>> start

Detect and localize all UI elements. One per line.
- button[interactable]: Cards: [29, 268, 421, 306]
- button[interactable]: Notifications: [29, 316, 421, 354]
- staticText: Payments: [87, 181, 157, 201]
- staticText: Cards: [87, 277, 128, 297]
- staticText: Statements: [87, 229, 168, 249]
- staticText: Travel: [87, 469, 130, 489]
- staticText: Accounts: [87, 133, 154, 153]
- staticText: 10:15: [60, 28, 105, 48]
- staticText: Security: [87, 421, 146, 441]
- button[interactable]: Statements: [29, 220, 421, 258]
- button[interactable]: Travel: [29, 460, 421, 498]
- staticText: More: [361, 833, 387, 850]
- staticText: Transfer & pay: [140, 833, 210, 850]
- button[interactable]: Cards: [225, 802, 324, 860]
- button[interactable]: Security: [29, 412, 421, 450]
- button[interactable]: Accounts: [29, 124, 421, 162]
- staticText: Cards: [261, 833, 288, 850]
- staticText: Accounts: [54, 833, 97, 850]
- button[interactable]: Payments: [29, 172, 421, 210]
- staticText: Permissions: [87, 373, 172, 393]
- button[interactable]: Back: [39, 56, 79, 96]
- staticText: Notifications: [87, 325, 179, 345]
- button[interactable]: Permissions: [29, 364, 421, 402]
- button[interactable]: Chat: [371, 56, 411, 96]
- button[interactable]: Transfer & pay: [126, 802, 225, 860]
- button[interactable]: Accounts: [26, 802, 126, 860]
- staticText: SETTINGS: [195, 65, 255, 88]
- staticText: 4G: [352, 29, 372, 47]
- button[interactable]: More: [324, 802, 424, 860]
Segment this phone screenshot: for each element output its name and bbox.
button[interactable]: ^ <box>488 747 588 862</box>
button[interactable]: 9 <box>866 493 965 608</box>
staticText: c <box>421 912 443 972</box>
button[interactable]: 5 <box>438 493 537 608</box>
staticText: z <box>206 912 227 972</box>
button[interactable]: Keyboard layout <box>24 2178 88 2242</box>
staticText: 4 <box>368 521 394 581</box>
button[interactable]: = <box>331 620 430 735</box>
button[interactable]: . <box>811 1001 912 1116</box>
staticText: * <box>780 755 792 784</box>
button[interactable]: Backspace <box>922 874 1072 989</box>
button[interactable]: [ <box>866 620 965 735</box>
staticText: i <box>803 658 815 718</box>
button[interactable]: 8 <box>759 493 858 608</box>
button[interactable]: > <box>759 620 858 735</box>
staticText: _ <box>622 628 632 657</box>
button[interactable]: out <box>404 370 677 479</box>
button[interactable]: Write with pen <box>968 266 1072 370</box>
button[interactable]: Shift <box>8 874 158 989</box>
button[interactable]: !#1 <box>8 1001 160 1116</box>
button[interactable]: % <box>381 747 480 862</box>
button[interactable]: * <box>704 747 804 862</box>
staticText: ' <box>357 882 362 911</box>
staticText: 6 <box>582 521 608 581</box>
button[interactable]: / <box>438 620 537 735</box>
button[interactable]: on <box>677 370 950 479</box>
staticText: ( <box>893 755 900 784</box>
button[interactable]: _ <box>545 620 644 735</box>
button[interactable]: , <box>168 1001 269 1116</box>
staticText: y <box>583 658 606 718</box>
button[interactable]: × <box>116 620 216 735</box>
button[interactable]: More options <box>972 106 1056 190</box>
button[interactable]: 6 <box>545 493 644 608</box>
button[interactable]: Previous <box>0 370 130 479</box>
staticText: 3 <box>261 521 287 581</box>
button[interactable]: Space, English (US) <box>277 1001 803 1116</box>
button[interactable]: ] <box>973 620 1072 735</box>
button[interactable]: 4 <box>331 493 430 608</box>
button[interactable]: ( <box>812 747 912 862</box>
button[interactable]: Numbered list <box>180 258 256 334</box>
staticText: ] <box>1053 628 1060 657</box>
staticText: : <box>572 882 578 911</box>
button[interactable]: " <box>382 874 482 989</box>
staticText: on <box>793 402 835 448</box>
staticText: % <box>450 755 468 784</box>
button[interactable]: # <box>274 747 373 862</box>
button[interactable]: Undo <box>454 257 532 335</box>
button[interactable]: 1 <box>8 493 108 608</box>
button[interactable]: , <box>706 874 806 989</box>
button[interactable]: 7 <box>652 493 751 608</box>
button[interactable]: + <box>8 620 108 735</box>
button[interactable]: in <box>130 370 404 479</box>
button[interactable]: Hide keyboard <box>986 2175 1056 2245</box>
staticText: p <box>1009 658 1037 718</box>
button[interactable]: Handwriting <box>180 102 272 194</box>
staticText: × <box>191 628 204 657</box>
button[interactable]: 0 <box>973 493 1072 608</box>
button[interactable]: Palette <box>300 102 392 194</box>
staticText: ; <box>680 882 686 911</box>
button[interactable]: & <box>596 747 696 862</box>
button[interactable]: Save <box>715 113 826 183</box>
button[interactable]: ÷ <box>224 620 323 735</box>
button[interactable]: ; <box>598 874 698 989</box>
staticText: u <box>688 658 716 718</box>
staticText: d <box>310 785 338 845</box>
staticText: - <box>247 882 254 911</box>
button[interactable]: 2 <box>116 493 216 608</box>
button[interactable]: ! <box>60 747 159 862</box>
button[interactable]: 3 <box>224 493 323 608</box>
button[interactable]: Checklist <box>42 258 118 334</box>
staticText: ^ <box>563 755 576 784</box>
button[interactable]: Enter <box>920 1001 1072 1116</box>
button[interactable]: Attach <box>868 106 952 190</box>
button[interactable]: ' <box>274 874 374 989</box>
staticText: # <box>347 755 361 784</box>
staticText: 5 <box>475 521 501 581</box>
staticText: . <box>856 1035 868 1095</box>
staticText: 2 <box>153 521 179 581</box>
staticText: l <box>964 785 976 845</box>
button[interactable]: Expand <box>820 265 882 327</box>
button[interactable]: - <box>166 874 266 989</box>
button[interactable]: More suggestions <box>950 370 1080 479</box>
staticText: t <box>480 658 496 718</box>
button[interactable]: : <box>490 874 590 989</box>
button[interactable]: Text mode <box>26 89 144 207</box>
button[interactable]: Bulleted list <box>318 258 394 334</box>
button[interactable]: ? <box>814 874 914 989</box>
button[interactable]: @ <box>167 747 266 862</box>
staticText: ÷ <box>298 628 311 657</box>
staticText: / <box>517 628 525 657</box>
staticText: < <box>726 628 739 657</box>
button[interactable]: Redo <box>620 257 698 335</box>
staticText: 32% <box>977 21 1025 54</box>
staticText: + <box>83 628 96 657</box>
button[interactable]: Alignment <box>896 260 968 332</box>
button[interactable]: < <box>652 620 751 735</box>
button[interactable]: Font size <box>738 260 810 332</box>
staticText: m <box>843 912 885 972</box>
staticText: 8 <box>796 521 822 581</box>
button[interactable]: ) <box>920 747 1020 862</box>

>> end
>> start

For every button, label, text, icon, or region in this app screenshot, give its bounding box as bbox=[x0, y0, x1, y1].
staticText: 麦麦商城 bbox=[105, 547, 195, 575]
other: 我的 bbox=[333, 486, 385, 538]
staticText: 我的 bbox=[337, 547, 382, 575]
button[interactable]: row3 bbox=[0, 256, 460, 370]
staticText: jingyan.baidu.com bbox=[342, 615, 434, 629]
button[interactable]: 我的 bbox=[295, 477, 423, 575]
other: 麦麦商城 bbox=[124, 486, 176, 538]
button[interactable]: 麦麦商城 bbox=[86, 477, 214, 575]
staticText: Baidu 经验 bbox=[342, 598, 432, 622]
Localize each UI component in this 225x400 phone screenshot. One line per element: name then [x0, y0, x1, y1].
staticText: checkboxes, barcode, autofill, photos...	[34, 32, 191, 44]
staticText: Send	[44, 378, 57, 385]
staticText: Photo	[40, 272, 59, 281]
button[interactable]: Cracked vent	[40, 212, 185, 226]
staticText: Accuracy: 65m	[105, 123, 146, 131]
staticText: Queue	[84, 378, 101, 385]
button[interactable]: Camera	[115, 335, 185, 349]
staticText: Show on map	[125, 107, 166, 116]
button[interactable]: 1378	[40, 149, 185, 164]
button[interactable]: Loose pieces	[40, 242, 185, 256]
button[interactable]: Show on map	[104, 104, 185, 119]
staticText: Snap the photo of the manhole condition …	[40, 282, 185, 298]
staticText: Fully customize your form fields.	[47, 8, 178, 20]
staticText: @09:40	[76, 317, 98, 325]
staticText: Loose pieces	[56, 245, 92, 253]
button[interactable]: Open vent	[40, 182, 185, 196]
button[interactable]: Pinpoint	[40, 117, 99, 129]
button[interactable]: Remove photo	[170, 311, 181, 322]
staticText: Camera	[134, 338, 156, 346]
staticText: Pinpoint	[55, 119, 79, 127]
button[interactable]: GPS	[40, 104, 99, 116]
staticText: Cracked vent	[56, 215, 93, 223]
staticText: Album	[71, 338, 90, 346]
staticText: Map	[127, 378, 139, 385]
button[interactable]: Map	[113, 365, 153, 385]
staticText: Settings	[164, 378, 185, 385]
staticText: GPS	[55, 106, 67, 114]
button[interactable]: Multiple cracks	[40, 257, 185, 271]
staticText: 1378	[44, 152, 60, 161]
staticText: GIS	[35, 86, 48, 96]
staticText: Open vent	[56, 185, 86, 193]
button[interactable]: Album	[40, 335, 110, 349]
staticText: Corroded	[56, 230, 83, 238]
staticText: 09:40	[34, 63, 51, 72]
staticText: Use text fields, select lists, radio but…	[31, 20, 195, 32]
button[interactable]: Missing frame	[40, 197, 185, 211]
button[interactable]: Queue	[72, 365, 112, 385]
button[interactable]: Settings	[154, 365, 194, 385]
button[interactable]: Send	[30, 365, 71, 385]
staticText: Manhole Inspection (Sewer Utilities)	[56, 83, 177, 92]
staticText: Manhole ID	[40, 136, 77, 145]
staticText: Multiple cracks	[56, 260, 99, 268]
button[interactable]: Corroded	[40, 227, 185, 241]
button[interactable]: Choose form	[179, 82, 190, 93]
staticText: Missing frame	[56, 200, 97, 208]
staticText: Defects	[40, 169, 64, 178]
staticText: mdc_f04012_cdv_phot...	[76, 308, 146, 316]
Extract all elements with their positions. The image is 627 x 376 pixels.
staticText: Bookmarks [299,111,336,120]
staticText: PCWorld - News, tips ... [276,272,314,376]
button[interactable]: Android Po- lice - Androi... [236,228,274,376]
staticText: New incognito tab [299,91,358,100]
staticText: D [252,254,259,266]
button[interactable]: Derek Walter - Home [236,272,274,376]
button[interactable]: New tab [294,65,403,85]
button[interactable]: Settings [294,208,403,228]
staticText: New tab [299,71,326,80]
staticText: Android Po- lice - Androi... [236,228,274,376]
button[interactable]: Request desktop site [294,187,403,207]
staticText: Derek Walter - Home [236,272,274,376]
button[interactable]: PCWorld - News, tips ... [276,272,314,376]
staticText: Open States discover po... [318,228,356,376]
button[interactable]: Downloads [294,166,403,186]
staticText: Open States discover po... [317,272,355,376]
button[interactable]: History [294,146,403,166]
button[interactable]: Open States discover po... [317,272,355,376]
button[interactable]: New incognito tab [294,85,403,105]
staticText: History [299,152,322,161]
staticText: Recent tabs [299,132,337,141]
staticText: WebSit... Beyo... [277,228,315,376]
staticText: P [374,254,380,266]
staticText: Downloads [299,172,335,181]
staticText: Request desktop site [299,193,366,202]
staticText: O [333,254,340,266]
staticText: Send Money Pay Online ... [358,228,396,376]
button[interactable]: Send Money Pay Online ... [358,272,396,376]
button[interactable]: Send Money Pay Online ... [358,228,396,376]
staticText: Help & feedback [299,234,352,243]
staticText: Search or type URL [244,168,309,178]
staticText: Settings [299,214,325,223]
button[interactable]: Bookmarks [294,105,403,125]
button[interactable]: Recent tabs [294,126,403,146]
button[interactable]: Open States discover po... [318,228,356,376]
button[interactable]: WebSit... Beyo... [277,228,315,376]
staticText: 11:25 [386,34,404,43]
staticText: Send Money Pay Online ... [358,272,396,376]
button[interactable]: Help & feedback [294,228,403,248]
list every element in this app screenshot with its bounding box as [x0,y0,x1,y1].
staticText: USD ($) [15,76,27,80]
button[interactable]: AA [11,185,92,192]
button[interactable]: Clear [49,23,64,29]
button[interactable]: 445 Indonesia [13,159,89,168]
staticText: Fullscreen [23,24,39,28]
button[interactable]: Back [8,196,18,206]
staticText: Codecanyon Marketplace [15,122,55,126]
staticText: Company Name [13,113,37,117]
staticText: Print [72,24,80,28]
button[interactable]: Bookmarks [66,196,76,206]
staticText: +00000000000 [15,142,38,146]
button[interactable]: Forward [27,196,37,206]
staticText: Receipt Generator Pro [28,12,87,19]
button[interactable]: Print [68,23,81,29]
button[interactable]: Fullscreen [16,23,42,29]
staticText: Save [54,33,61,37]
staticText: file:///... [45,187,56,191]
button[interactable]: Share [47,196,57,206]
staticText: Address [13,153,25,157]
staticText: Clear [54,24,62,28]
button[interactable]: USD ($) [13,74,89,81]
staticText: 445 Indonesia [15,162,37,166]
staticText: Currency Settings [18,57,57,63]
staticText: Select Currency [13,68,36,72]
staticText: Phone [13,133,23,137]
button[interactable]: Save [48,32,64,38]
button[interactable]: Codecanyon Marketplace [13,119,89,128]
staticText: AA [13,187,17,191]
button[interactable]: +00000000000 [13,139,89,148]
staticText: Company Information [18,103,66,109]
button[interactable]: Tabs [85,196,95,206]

>> end

GOAL: Rewrite the records from the line containing "Detect and localize" through the line containing "- staticText: SETTINGS: [195, 65, 255, 88]", with "Permissions" replaced by "Privacy" and everything else left as it is.

RESPONSE:
Detect and localize all UI elements. One per line.
- button[interactable]: Cards: [29, 268, 421, 306]
- button[interactable]: Notifications: [29, 316, 421, 354]
- staticText: Payments: [87, 181, 157, 201]
- staticText: Cards: [87, 277, 128, 297]
- staticText: Statements: [87, 229, 168, 249]
- staticText: Travel: [87, 469, 130, 489]
- staticText: Accounts: [87, 133, 154, 153]
- staticText: 10:15: [60, 28, 105, 48]
- staticText: Security: [87, 421, 146, 441]
- button[interactable]: Statements: [29, 220, 421, 258]
- button[interactable]: Travel: [29, 460, 421, 498]
- staticText: More: [361, 833, 387, 850]
- staticText: Transfer & pay: [140, 833, 210, 850]
- button[interactable]: Cards: [225, 802, 324, 860]
- button[interactable]: Security: [29, 412, 421, 450]
- button[interactable]: Accounts: [29, 124, 421, 162]
- staticText: Cards: [261, 833, 288, 850]
- staticText: Accounts: [54, 833, 97, 850]
- button[interactable]: Payments: [29, 172, 421, 210]
- staticText: Privacy: [87, 373, 172, 393]
- button[interactable]: Back: [39, 56, 79, 96]
- staticText: Notifications: [87, 325, 179, 345]
- button[interactable]: Privacy: [29, 364, 421, 402]
- button[interactable]: Chat: [371, 56, 411, 96]
- button[interactable]: Transfer & pay: [126, 802, 225, 860]
- button[interactable]: Accounts: [26, 802, 126, 860]
- staticText: SETTINGS: [195, 65, 255, 88]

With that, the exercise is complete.